- Data provided
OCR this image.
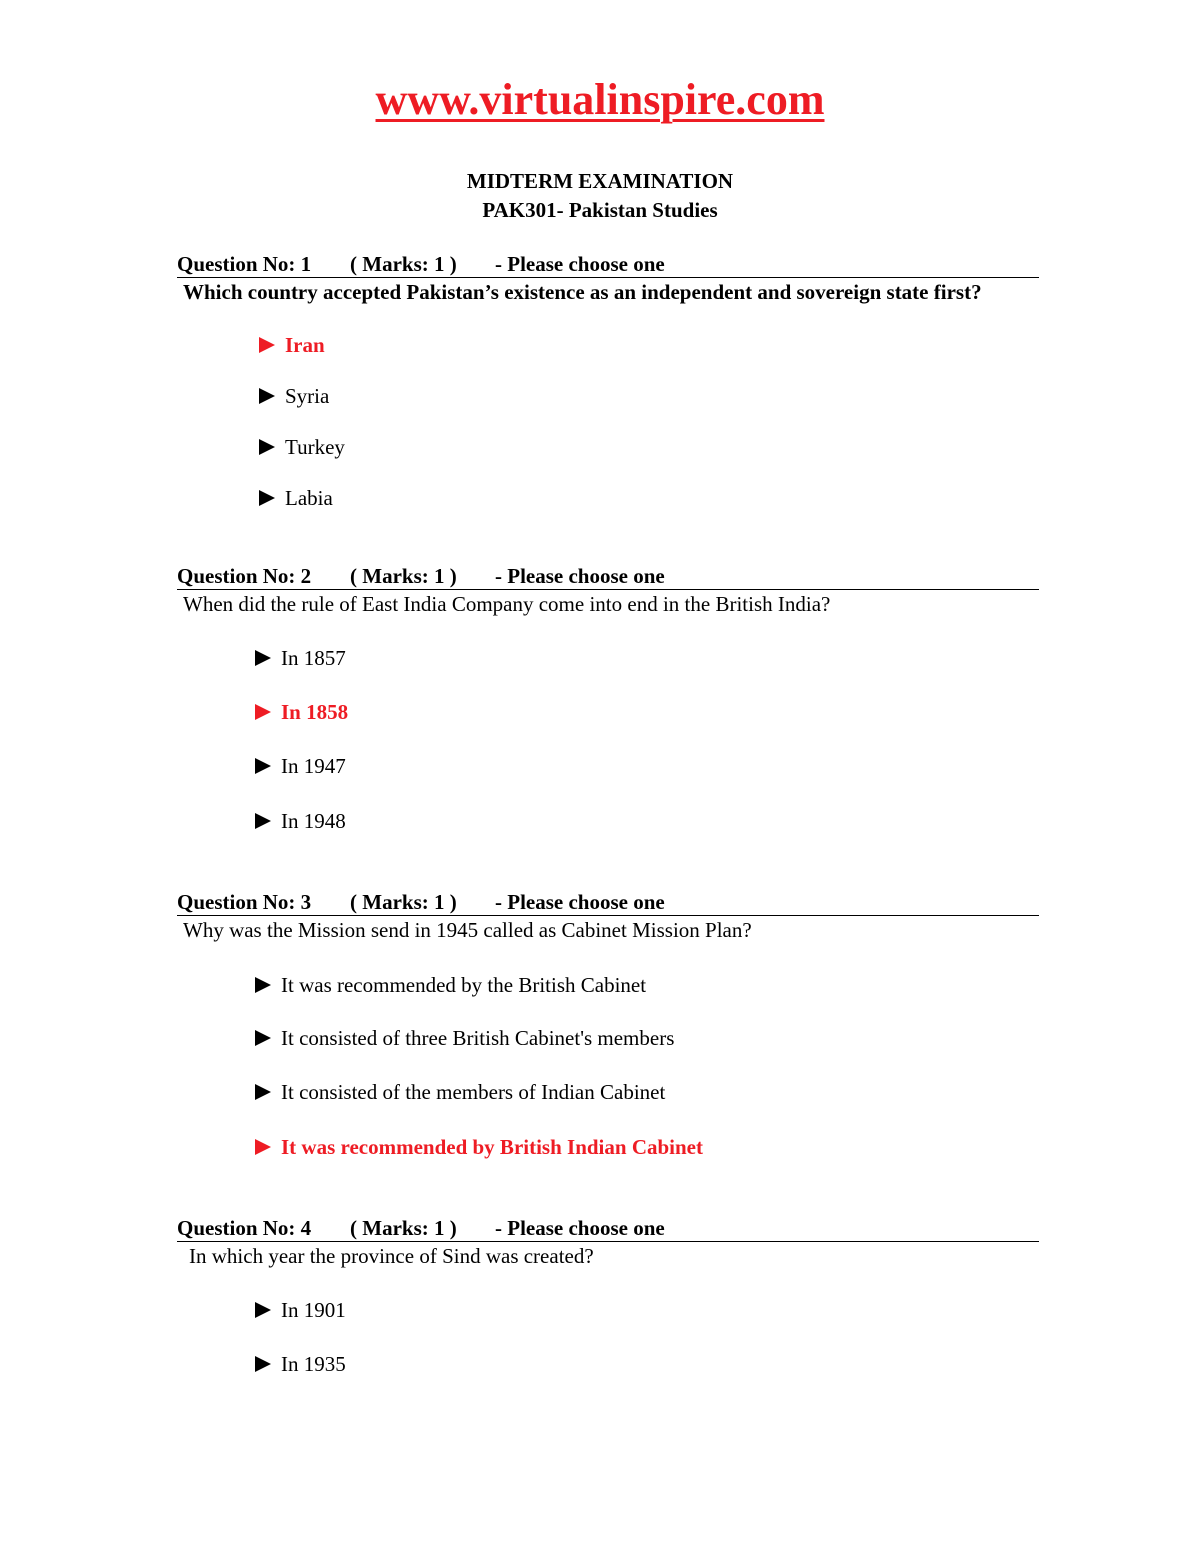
www.virtualinspire.com
MIDTERM EXAMINATION
PAK301- Pakistan Studies
Question No: 1	( Marks: 1 )	- Please choose one
Which country accepted Pakistan’s existence as an independent and sovereign state first?
Iran
Syria
Turkey
Labia
Question No: 2	( Marks: 1 )	- Please choose one
When did the rule of East India Company come into end in the British India?
In 1857
In 1858
In 1947
In 1948
Question No: 3	( Marks: 1 )	- Please choose one
Why was the Mission send in 1945 called as Cabinet Mission Plan?
It was recommended by the British Cabinet
It consisted of three British Cabinet's members
It consisted of the members of Indian Cabinet
It was recommended by British Indian Cabinet
Question No: 4	( Marks: 1 )	- Please choose one
In which year the province of Sind was created?
In 1901
In 1935
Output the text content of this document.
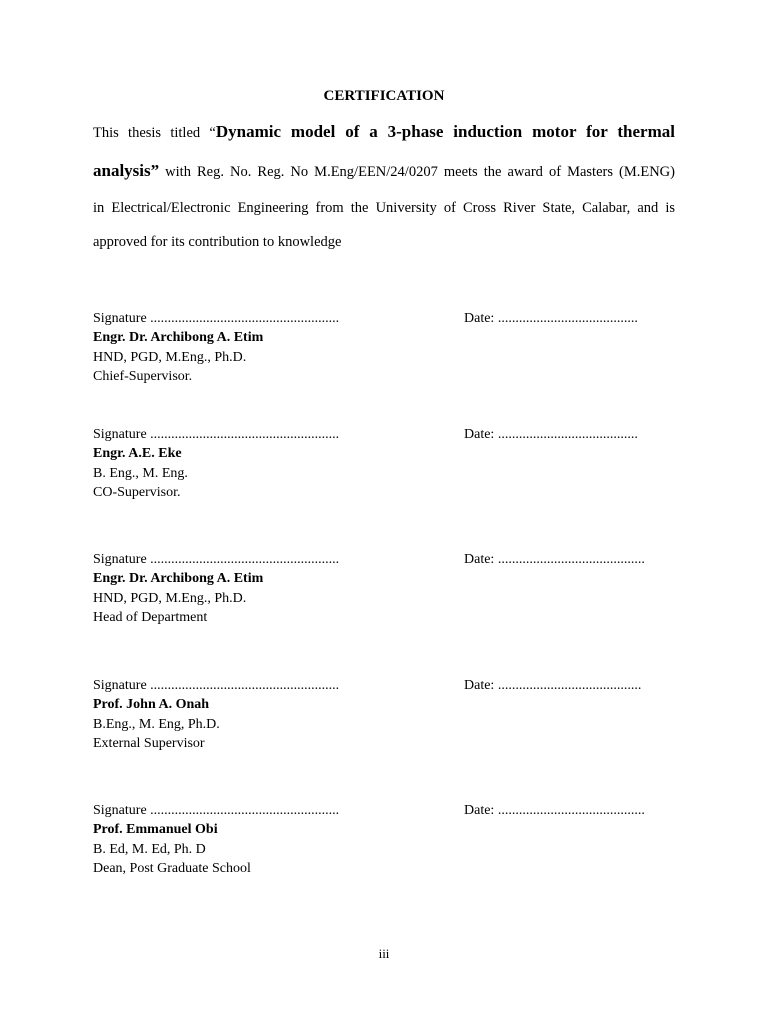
CERTIFICATION
This thesis titled “Dynamic model of a 3-phase induction motor for thermal
analysis” with Reg. No. Reg. No M.Eng/EEN/24/0207 meets the award of Masters (M.ENG)
in Electrical/Electronic Engineering from the University of Cross River State, Calabar, and is
approved for its contribution to knowledge
Signature ......................................................	Date: ........................................
Engr. Dr. Archibong A. Etim
HND, PGD, M.Eng., Ph.D.
Chief-Supervisor.
Signature ......................................................	Date: ........................................
Engr. A.E. Eke
B. Eng., M. Eng.
CO-Supervisor.
Signature ......................................................	Date: ..........................................
Engr. Dr. Archibong A. Etim
HND, PGD, M.Eng., Ph.D.
Head of Department
Signature ......................................................	Date: .........................................
Prof. John A. Onah
B.Eng., M. Eng, Ph.D.
External Supervisor
Signature ......................................................	Date: ..........................................
Prof. Emmanuel Obi
B. Ed, M. Ed, Ph. D
Dean, Post Graduate School
iii
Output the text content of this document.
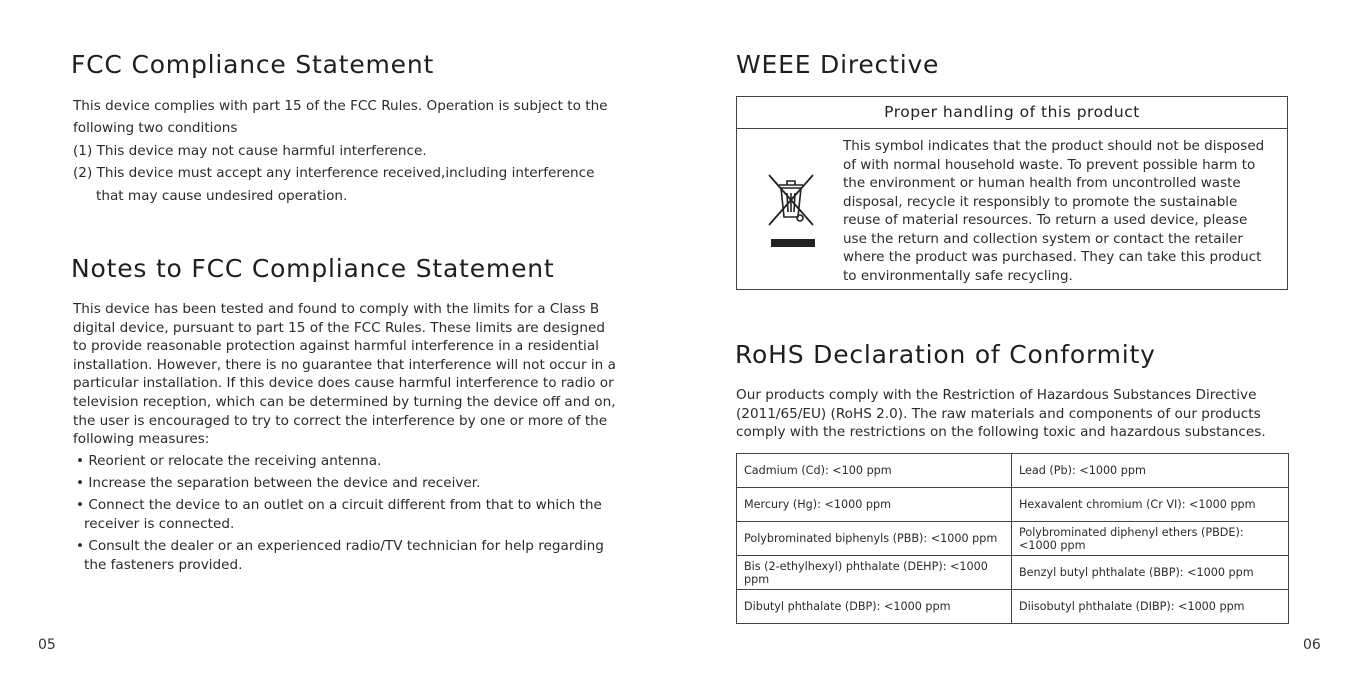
FCC Compliance Statement
This device complies with part 15 of the FCC Rules. Operation is subject to the
following two conditions
(1) This device may not cause harmful interference.
(2) This device must accept any interference received,including interference
that may cause undesired operation.
Notes to FCC Compliance Statement
This device has been tested and found to comply with the limits for a Class B
digital device, pursuant to part 15 of the FCC Rules. These limits are designed
to provide reasonable protection against harmful interference in a residential
installation. However, there is no guarantee that interference will not occur in a
particular installation. If this device does cause harmful interference to radio or
television reception, which can be determined by turning the device off and on,
the user is encouraged to try to correct the interference by one or more of the
following measures:
• Reorient or relocate the receiving antenna.
• Increase the separation between the device and receiver.
• Connect the device to an outlet on a circuit different from that to which the
receiver is connected.
• Consult the dealer or an experienced radio/TV technician for help regarding
the fasteners provided.
05
WEEE Directive
Proper handling of this product
This symbol indicates that the product should not be disposed
of with normal household waste. To prevent possible harm to
the environment or human health from uncontrolled waste
disposal, recycle it responsibly to promote the sustainable
reuse of material resources. To return a used device, please
use the return and collection system or contact the retailer
where the product was purchased. They can take this product
to environmentally safe recycling.
RoHS Declaration of Conformity
Our products comply with the Restriction of Hazardous Substances Directive
(2011/65/EU) (RoHS 2.0). The raw materials and components of our products
comply with the restrictions on the following toxic and hazardous substances.
Cadmium (Cd): <100 ppm	Lead (Pb): <1000 ppm
Mercury (Hg): <1000 ppm	Hexavalent chromium (Cr VI): <1000 ppm
Polybrominated biphenyls (PBB): <1000 ppm	Polybrominated diphenyl ethers (PBDE):
<1000 ppm
Bis (2-ethylhexyl) phthalate (DEHP): <1000 ppm	Benzyl butyl phthalate (BBP): <1000 ppm
Dibutyl phthalate (DBP): <1000 ppm	Diisobutyl phthalate (DIBP): <1000 ppm
06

- What you have to do
Go through the records above and copy every line with the word "Indian".

- Exercise solution
It consisted of the members of Indian Cabinet
It was recommended by British Indian Cabinet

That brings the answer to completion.